### Document segment
----

Location
- 6915 Grand Avenue Hammond, Lake County, Indiana 46323 United States 41°35′10″N 87°26′26″W﻿ / ﻿41.58611°N 87.44056°W

Information
- Type: Public high school
- Established: 1937
- School district: School City of Hammond
- Superintendent: Scott Miller
- Principal: Jerame Hicks
- Teaching staff: 93.41 (FTE)
- Grades: 9–12
- Enrollment: 1,534 (2023–2024)
- Student to teacher ratio: 16.42
- Athletics conference: Great Lakes
- Team name: Governors
- Website: School website

= Oliver P. Morton High School =

Oliver P. Morton High School is a public secondary school located in Hammond, Indiana, in the School City of Hammond district. It is named for Oliver P. Morton, the 14th Governor of Indiana.

----

### Raw data
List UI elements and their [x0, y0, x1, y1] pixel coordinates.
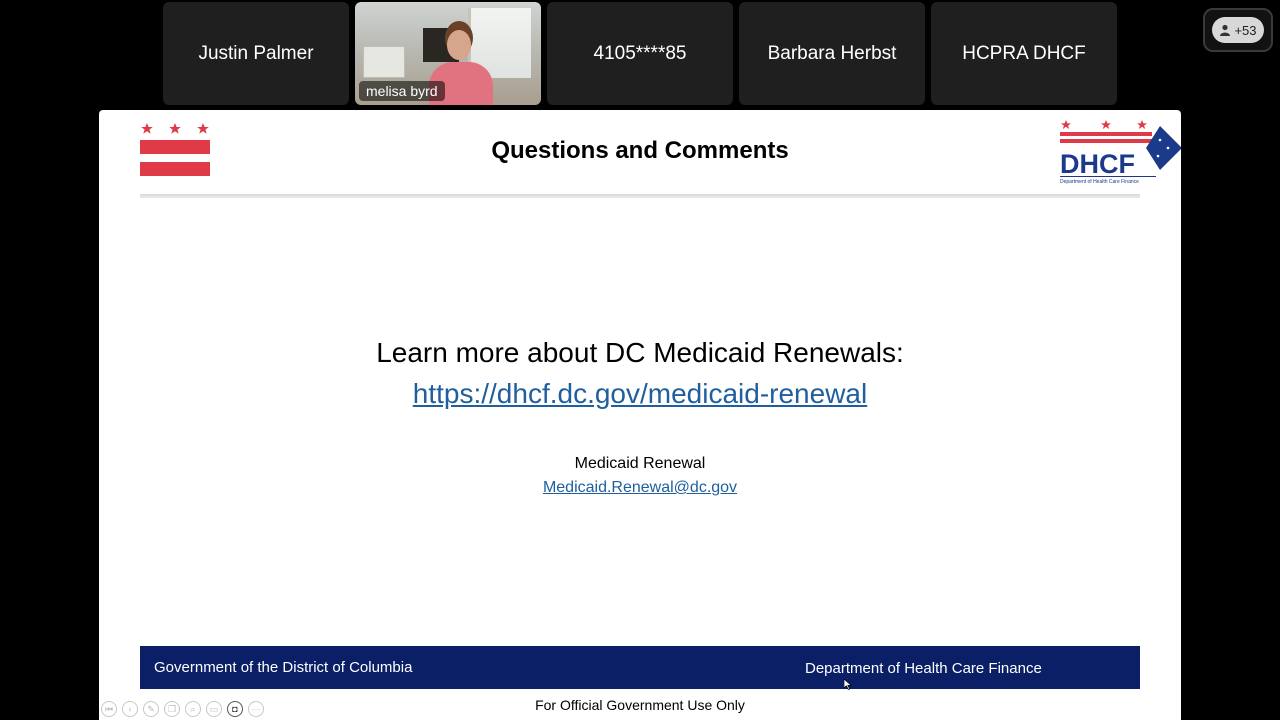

----

### Work to complete
(1) Can you turn the paragraph beginning "Oliver P. Morton High School is" in the school profile into a short list that keeps its main facts?
(2) Can you update the school profile from "Information" to "Enrollment: 1,534 (2023–2024)" so that "Public high school" reads "Public secondary school", and give that part again?

### Set of answers
(1)
- Public secondary school in Hammond, Indiana
- Part of the School City of Hammond district
- Named for Oliver P. Morton, the 14th Governor of Indiana

(2)
Information
- Type: Public secondary school
- Established: 1937
- School district: School City of Hammond
- Superintendent: Scott Miller
- Principal: Jerame Hicks
- Teaching staff: 93.41 (FTE)
- Grades: 9–12
- Enrollment: 1,534 (2023–2024)